## INSTRUCTIONS TO FOLLOW
Copy out all the entries exactly.

------------------------------------------------------------

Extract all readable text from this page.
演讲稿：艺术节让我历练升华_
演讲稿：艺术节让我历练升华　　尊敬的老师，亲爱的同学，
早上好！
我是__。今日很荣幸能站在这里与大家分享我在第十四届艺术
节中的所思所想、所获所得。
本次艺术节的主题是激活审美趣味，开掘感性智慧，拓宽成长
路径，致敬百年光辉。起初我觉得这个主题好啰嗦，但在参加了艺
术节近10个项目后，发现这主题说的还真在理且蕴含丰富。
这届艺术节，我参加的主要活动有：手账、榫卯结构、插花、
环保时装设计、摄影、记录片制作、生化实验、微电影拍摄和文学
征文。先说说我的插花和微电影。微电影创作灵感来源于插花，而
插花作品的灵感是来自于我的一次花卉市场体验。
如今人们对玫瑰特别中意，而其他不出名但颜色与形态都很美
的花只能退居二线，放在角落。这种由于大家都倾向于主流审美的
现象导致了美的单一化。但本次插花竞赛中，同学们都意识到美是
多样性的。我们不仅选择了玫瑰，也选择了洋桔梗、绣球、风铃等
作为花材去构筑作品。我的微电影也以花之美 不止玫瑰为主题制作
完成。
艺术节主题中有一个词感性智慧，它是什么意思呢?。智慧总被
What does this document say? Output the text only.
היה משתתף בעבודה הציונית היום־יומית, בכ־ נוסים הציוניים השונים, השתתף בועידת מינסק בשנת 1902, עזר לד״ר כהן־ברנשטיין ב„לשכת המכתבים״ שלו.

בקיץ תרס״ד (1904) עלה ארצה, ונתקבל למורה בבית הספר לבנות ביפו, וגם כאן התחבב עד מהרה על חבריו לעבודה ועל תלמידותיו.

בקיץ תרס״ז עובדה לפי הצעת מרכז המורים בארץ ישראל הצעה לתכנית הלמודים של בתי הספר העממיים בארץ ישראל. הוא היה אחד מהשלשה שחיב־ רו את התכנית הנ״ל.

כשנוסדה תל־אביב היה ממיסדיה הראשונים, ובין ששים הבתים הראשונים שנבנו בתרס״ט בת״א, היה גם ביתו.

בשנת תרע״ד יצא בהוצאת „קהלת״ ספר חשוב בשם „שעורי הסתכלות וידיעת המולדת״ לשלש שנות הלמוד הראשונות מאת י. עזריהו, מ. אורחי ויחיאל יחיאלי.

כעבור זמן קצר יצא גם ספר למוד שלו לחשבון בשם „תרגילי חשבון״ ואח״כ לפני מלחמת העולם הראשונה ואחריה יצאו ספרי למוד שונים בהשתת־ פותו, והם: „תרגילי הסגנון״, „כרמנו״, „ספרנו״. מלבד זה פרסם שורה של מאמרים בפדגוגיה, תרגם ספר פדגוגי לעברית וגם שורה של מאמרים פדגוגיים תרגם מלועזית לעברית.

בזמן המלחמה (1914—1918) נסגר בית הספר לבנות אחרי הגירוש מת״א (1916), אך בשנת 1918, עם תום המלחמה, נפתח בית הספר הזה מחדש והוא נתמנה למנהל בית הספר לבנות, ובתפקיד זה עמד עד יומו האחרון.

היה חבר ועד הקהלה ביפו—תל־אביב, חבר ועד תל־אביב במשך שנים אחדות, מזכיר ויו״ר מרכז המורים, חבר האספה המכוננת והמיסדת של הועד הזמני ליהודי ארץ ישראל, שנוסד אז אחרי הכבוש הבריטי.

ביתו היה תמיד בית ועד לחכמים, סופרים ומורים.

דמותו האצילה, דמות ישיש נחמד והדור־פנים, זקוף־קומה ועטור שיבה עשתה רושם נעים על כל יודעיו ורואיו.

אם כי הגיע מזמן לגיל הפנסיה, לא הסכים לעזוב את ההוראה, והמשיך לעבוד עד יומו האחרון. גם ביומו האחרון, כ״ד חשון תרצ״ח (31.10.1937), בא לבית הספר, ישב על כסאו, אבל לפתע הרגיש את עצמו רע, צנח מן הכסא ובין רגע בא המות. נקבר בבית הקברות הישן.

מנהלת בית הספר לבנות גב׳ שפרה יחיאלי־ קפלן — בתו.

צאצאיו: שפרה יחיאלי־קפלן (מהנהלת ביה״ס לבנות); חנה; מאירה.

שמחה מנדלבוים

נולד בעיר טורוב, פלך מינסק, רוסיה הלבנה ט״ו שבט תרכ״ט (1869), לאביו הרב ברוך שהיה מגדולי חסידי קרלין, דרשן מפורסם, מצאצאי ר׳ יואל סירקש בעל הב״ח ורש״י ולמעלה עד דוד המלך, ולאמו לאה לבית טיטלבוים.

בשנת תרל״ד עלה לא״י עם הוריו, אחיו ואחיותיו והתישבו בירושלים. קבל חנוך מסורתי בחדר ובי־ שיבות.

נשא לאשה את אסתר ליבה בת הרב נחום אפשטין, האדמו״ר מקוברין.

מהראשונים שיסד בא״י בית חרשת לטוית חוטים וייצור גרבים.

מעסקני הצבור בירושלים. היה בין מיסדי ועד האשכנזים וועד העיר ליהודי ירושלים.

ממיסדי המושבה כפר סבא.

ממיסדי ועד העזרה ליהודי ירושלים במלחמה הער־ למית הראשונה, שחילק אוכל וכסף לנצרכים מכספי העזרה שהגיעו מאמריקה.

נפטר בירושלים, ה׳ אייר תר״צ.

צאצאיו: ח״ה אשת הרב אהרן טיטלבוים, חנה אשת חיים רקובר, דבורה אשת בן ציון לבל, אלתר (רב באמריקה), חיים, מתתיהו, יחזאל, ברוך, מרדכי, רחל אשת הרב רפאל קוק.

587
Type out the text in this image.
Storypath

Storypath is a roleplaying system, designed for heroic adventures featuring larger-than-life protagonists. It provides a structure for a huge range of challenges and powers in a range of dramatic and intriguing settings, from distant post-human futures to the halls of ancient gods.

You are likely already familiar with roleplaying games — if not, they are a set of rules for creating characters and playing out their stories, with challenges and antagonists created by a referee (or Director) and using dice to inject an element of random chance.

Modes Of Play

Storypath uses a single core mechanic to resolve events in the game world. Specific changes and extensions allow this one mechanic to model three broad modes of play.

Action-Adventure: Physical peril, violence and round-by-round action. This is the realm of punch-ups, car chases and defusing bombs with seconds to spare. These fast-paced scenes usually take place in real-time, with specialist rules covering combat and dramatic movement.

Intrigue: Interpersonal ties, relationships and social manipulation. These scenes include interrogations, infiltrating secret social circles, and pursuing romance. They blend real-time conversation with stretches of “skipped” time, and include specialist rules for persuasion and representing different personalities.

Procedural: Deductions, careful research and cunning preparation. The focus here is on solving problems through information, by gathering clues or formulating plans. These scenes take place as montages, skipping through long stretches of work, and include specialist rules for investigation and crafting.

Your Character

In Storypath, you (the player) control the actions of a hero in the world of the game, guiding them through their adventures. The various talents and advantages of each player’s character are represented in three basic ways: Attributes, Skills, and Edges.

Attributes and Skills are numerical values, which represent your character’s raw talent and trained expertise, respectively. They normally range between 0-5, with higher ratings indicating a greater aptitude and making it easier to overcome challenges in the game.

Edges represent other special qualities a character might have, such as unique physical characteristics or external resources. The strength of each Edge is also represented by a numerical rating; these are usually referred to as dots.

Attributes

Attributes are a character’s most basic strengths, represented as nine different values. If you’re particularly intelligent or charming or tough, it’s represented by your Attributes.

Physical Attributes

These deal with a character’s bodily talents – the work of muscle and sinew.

------------------------------------------------------------

## ANSWER TO THE PROBLEM
Extract all readable text from this page.
演讲稿：艺术节让我历练升华_
演讲稿：艺术节让我历练升华　　尊敬的老师，亲爱的同学，
早上好！
我是__。今日很荣幸能站在这里与大家分享我在第十四届艺术
节中的所思所想、所获所得。
本次艺术节的主题是激活审美趣味，开掘感性智慧，拓宽成长
路径，致敬百年光辉。起初我觉得这个主题好啰嗦，但在参加了艺
术节近10个项目后，发现这主题说的还真在理且蕴含丰富。
这届艺术节，我参加的主要活动有：手账、榫卯结构、插花、
环保时装设计、摄影、记录片制作、生化实验、微电影拍摄和文学
征文。先说说我的插花和微电影。微电影创作灵感来源于插花，而
插花作品的灵感是来自于我的一次花卉市场体验。
如今人们对玫瑰特别中意，而其他不出名但颜色与形态都很美
的花只能退居二线，放在角落。这种由于大家都倾向于主流审美的
现象导致了美的单一化。但本次插花竞赛中，同学们都意识到美是
多样性的。我们不仅选择了玫瑰，也选择了洋桔梗、绣球、风铃等
作为花材去构筑作品。我的微电影也以花之美 不止玫瑰为主题制作
完成。
艺术节主题中有一个词感性智慧，它是什么意思呢?。智慧总被
What does this document say? Output the text only.
היה משתתף בעבודה הציונית היום־יומית, בכ־ נוסים הציוניים השונים, השתתף בועידת מינסק בשנת 1902, עזר לד״ר כהן־ברנשטיין ב„לשכת המכתבים״ שלו.

בקיץ תרס״ד (1904) עלה ארצה, ונתקבל למורה בבית הספר לבנות ביפו, וגם כאן התחבב עד מהרה על חבריו לעבודה ועל תלמידותיו.

בקיץ תרס״ז עובדה לפי הצעת מרכז המורים בארץ ישראל הצעה לתכנית הלמודים של בתי הספר העממיים בארץ ישראל. הוא היה אחד מהשלשה שחיב־ רו את התכנית הנ״ל.

כשנוסדה תל־אביב היה ממיסדיה הראשונים, ובין ששים הבתים הראשונים שנבנו בתרס״ט בת״א, היה גם ביתו.

בשנת תרע״ד יצא בהוצאת „קהלת״ ספר חשוב בשם „שעורי הסתכלות וידיעת המולדת״ לשלש שנות הלמוד הראשונות מאת י. עזריהו, מ. אורחי ויחיאל יחיאלי.

כעבור זמן קצר יצא גם ספר למוד שלו לחשבון בשם „תרגילי חשבון״ ואח״כ לפני מלחמת העולם הראשונה ואחריה יצאו ספרי למוד שונים בהשתת־ פותו, והם: „תרגילי הסגנון״, „כרמנו״, „ספרנו״. מלבד זה פרסם שורה של מאמרים בפדגוגיה, תרגם ספר פדגוגי לעברית וגם שורה של מאמרים פדגוגיים תרגם מלועזית לעברית.

בזמן המלחמה (1914—1918) נסגר בית הספר לבנות אחרי הגירוש מת״א (1916), אך בשנת 1918, עם תום המלחמה, נפתח בית הספר הזה מחדש והוא נתמנה למנהל בית הספר לבנות, ובתפקיד זה עמד עד יומו האחרון.

היה חבר ועד הקהלה ביפו—תל־אביב, חבר ועד תל־אביב במשך שנים אחדות, מזכיר ויו״ר מרכז המורים, חבר האספה המכוננת והמיסדת של הועד הזמני ליהודי ארץ ישראל, שנוסד אז אחרי הכבוש הבריטי.

ביתו היה תמיד בית ועד לחכמים, סופרים ומורים.

דמותו האצילה, דמות ישיש נחמד והדור־פנים, זקוף־קומה ועטור שיבה עשתה רושם נעים על כל יודעיו ורואיו.

אם כי הגיע מזמן לגיל הפנסיה, לא הסכים לעזוב את ההוראה, והמשיך לעבוד עד יומו האחרון. גם ביומו האחרון, כ״ד חשון תרצ״ח (31.10.1937), בא לבית הספר, ישב על כסאו, אבל לפתע הרגיש את עצמו רע, צנח מן הכסא ובין רגע בא המות. נקבר בבית הקברות הישן.

מנהלת בית הספר לבנות גב׳ שפרה יחיאלי־ קפלן — בתו.

צאצאיו: שפרה יחיאלי־קפלן (מהנהלת ביה״ס לבנות); חנה; מאירה.

שמחה מנדלבוים

נולד בעיר טורוב, פלך מינסק, רוסיה הלבנה ט״ו שבט תרכ״ט (1869), לאביו הרב ברוך שהיה מגדולי חסידי קרלין, דרשן מפורסם, מצאצאי ר׳ יואל סירקש בעל הב״ח ורש״י ולמעלה עד דוד המלך, ולאמו לאה לבית טיטלבוים.

בשנת תרל״ד עלה לא״י עם הוריו, אחיו ואחיותיו והתישבו בירושלים. קבל חנוך מסורתי בחדר ובי־ שיבות.

נשא לאשה את אסתר ליבה בת הרב נחום אפשטין, האדמו״ר מקוברין.

מהראשונים שיסד בא״י בית חרשת לטוית חוטים וייצור גרבים.

מעסקני הצבור בירושלים. היה בין מיסדי ועד האשכנזים וועד העיר ליהודי ירושלים.

ממיסדי המושבה כפר סבא.

ממיסדי ועד העזרה ליהודי ירושלים במלחמה הער־ למית הראשונה, שחילק אוכל וכסף לנצרכים מכספי העזרה שהגיעו מאמריקה.

נפטר בירושלים, ה׳ אייר תר״צ.

צאצאיו: ח״ה אשת הרב אהרן טיטלבוים, חנה אשת חיים רקובר, דבורה אשת בן ציון לבל, אלתר (רב באמריקה), חיים, מתתיהו, יחזאל, ברוך, מרדכי, רחל אשת הרב רפאל קוק.

587
Type out the text in this image.
Storypath

Storypath is a roleplaying system, designed for heroic adventures featuring larger-than-life protagonists. It provides a structure for a huge range of challenges and powers in a range of dramatic and intriguing settings, from distant post-human futures to the halls of ancient gods.

You are likely already familiar with roleplaying games — if not, they are a set of rules for creating characters and playing out their stories, with challenges and antagonists created by a referee (or Director) and using dice to inject an element of random chance.

Modes Of Play

Storypath uses a single core mechanic to resolve events in the game world. Specific changes and extensions allow this one mechanic to model three broad modes of play.

Action-Adventure: Physical peril, violence and round-by-round action. This is the realm of punch-ups, car chases and defusing bombs with seconds to spare. These fast-paced scenes usually take place in real-time, with specialist rules covering combat and dramatic movement.

Intrigue: Interpersonal ties, relationships and social manipulation. These scenes include interrogations, infiltrating secret social circles, and pursuing romance. They blend real-time conversation with stretches of “skipped” time, and include specialist rules for persuasion and representing different personalities.

Procedural: Deductions, careful research and cunning preparation. The focus here is on solving problems through information, by gathering clues or formulating plans. These scenes take place as montages, skipping through long stretches of work, and include specialist rules for investigation and crafting.

Your Character

In Storypath, you (the player) control the actions of a hero in the world of the game, guiding them through their adventures. The various talents and advantages of each player’s character are represented in three basic ways: Attributes, Skills, and Edges.

Attributes and Skills are numerical values, which represent your character’s raw talent and trained expertise, respectively. They normally range between 0-5, with higher ratings indicating a greater aptitude and making it easier to overcome challenges in the game.

Edges represent other special qualities a character might have, such as unique physical characteristics or external resources. The strength of each Edge is also represented by a numerical rating; these are usually referred to as dots.

Attributes

Attributes are a character’s most basic strengths, represented as nine different values. If you’re particularly intelligent or charming or tough, it’s represented by your Attributes.

Physical Attributes

These deal with a character’s bodily talents – the work of muscle and sinew.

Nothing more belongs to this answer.